Excerpted data:
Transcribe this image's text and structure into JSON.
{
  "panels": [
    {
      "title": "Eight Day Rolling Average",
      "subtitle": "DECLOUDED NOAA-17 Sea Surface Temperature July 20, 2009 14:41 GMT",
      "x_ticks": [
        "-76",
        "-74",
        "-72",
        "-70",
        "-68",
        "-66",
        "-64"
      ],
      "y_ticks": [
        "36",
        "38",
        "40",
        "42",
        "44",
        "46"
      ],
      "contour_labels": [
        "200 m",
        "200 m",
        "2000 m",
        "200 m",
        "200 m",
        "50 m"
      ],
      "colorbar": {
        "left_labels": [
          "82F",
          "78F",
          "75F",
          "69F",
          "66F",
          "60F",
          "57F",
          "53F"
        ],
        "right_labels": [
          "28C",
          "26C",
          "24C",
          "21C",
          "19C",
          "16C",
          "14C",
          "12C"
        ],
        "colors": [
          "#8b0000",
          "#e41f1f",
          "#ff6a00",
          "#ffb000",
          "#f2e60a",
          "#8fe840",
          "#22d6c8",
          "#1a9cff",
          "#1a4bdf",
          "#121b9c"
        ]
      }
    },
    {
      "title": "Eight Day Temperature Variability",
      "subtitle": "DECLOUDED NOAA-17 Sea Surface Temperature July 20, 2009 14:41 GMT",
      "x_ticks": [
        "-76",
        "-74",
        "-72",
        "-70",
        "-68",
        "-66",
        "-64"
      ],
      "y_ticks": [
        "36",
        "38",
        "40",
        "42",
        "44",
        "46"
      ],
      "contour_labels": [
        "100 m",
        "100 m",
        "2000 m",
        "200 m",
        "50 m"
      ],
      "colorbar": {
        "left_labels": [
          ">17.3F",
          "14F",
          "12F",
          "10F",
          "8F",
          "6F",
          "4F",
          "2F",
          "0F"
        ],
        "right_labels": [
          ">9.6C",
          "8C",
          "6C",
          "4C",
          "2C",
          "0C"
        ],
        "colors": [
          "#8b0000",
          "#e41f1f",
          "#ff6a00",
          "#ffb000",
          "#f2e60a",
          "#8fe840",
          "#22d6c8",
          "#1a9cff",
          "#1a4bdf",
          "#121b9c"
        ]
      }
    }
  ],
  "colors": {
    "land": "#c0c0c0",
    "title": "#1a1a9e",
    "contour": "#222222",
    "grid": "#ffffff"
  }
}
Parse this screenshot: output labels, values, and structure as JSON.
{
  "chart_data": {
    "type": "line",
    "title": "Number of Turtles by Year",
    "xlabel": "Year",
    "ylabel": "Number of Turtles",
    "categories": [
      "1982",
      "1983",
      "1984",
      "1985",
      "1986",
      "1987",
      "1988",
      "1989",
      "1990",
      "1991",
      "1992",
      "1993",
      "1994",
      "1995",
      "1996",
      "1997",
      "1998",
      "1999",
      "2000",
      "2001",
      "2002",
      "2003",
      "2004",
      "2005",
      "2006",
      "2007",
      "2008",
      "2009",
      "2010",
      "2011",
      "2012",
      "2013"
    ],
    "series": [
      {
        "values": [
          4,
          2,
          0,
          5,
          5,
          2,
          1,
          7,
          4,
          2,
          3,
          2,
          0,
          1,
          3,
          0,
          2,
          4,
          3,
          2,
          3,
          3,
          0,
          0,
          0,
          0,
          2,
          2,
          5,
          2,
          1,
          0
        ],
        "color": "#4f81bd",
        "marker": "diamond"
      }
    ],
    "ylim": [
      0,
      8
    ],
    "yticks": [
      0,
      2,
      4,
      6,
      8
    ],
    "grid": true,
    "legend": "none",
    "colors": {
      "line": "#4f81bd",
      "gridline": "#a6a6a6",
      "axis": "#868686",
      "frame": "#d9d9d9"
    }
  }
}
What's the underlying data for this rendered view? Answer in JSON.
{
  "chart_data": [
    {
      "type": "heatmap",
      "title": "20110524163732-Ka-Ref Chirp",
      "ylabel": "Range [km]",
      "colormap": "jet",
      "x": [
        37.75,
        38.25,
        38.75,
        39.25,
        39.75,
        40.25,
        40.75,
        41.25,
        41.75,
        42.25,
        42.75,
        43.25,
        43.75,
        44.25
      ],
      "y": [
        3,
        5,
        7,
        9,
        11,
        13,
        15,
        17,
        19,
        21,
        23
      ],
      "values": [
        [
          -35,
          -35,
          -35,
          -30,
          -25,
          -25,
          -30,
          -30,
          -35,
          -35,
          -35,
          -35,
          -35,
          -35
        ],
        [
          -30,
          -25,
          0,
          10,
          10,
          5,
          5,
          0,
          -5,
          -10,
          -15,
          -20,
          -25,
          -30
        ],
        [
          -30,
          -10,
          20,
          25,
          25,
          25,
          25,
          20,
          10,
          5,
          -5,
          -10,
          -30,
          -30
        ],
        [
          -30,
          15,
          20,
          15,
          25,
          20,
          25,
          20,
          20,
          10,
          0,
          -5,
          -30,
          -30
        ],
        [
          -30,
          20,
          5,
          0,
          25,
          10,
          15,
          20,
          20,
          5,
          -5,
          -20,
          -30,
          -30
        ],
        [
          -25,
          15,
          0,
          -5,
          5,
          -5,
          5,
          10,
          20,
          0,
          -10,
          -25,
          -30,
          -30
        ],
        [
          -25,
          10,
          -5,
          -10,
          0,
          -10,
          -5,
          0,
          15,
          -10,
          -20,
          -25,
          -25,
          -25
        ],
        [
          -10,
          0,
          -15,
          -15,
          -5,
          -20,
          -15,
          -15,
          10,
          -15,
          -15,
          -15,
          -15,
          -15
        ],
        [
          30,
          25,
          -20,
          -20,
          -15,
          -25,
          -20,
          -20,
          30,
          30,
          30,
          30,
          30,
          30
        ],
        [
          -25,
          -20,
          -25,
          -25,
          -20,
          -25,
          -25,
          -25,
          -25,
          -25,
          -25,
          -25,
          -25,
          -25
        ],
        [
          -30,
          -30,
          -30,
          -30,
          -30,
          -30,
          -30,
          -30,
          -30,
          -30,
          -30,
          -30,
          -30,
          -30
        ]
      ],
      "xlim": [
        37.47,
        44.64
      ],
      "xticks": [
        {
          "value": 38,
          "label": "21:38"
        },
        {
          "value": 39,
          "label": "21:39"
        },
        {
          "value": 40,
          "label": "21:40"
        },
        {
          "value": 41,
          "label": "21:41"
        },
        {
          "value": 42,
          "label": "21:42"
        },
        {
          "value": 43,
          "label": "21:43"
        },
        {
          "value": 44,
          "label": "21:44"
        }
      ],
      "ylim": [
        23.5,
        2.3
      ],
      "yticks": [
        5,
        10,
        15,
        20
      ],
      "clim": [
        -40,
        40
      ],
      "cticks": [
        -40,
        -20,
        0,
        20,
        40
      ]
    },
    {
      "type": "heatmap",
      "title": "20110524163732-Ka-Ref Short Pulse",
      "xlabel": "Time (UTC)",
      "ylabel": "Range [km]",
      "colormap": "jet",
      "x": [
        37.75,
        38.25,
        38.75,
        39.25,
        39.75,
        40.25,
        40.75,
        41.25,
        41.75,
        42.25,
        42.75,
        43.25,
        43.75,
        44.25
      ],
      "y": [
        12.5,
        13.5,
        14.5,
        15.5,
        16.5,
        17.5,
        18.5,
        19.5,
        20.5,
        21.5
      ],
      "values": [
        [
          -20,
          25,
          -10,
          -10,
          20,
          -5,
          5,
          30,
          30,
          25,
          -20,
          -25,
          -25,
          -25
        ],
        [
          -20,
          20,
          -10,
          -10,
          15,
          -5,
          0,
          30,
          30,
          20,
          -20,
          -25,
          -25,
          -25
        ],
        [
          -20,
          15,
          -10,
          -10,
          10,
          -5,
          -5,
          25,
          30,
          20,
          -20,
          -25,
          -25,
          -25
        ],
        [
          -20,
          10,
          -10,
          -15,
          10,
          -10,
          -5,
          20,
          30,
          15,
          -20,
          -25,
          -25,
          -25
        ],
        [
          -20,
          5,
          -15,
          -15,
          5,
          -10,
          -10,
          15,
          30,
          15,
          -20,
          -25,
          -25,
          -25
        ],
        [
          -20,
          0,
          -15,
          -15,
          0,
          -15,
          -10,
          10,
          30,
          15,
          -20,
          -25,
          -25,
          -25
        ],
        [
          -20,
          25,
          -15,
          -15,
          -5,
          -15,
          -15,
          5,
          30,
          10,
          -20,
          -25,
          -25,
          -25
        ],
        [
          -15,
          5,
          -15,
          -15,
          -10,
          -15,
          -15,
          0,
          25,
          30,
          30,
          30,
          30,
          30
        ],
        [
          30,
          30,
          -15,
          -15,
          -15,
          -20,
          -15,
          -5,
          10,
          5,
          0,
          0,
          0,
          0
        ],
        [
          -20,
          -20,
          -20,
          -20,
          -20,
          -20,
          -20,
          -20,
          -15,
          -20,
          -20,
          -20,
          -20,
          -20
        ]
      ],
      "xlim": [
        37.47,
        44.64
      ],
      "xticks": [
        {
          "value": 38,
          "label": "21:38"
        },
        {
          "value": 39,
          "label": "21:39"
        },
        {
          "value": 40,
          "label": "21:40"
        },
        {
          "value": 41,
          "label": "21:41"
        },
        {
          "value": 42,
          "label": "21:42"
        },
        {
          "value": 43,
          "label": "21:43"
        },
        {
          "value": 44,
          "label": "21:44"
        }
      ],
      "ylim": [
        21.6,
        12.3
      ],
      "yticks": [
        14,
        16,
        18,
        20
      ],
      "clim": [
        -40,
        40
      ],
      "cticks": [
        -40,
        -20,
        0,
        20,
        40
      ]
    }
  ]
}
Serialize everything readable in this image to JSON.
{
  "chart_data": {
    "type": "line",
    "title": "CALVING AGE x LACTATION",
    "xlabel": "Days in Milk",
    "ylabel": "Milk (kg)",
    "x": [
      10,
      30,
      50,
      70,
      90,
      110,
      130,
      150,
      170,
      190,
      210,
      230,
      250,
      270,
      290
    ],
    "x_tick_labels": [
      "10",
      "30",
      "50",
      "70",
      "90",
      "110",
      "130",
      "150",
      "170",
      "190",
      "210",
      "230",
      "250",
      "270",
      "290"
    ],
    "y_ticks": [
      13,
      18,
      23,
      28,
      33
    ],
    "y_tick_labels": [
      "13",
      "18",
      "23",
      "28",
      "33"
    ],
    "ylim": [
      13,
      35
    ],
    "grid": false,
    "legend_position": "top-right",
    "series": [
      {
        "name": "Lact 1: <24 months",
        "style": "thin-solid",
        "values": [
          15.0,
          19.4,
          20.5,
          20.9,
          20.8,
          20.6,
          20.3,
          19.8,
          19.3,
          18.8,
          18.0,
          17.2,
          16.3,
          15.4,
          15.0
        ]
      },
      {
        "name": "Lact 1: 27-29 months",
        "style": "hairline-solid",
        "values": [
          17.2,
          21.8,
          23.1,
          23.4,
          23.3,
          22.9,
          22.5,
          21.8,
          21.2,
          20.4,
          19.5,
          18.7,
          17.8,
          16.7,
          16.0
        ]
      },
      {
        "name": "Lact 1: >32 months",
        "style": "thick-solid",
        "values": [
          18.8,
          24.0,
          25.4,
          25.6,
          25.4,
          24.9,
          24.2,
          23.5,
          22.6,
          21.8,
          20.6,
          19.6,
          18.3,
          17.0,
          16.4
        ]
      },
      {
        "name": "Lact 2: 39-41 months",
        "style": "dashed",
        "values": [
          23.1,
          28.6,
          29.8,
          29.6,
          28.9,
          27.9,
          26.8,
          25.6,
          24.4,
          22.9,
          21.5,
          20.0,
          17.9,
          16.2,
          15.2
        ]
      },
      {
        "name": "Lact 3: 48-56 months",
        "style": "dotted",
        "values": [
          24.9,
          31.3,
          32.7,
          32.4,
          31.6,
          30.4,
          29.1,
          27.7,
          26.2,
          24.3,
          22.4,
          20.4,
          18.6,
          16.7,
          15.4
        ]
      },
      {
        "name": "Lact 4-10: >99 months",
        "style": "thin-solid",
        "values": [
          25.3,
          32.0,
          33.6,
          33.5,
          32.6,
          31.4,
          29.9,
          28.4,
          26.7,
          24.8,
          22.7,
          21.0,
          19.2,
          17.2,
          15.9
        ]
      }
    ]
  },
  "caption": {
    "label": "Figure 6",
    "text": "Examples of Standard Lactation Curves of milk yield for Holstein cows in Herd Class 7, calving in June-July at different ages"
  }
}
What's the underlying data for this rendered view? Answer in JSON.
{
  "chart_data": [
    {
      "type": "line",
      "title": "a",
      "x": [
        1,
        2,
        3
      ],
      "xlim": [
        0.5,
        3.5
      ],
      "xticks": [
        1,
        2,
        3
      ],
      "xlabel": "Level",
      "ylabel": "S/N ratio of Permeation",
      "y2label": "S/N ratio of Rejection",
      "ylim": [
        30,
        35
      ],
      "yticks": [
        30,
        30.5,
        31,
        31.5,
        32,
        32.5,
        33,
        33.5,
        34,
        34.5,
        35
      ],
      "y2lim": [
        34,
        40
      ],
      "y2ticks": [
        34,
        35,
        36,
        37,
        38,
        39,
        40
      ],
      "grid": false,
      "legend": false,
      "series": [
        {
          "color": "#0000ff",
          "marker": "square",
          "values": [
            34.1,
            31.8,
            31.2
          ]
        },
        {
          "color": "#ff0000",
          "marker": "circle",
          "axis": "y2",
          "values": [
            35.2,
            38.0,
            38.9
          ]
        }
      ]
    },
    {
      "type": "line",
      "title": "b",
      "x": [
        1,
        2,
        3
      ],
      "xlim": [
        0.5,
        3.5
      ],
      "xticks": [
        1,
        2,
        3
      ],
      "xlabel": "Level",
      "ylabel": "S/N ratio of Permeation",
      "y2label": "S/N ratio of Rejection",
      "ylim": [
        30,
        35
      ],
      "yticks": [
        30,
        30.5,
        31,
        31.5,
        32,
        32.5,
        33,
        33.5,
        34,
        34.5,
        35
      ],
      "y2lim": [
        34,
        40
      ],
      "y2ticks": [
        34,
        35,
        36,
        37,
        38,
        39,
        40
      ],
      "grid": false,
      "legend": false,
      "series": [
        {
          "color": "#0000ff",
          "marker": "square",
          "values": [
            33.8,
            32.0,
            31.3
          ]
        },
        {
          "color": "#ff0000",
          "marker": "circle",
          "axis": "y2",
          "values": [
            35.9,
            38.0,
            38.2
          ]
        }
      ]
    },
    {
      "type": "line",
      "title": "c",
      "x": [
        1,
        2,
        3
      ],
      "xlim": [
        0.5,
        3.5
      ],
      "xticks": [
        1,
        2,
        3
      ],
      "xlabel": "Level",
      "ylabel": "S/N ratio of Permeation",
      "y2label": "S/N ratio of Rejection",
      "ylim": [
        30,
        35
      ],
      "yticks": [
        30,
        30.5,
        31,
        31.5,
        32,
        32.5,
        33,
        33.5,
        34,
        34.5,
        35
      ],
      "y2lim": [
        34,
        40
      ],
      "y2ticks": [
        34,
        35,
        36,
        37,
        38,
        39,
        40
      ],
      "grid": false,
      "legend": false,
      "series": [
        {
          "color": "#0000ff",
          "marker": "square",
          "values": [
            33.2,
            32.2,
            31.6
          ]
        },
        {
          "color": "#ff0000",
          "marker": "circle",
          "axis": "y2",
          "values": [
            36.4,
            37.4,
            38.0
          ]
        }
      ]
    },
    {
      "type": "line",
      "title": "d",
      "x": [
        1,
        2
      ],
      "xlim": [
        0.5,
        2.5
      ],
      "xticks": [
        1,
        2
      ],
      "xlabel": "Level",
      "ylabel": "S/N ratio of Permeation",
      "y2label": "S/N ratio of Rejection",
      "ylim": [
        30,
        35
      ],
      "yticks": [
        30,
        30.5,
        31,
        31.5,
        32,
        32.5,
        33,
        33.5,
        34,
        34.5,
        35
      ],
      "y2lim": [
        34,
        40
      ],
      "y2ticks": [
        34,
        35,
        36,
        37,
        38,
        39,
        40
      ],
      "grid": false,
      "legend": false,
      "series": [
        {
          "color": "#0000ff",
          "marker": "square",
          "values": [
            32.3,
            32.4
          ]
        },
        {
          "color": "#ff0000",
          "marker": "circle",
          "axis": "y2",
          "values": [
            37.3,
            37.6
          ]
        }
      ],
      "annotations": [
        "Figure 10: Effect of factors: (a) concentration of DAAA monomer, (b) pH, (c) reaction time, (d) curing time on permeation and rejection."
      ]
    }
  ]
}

What is required: Go through the entries above and copy every line containing "style".

Exercise answer:
        "style": "thin-solid",
        "style": "hairline-solid",
        "style": "thick-solid",
        "style": "dashed",
        "style": "dotted",
        "style": "thin-solid",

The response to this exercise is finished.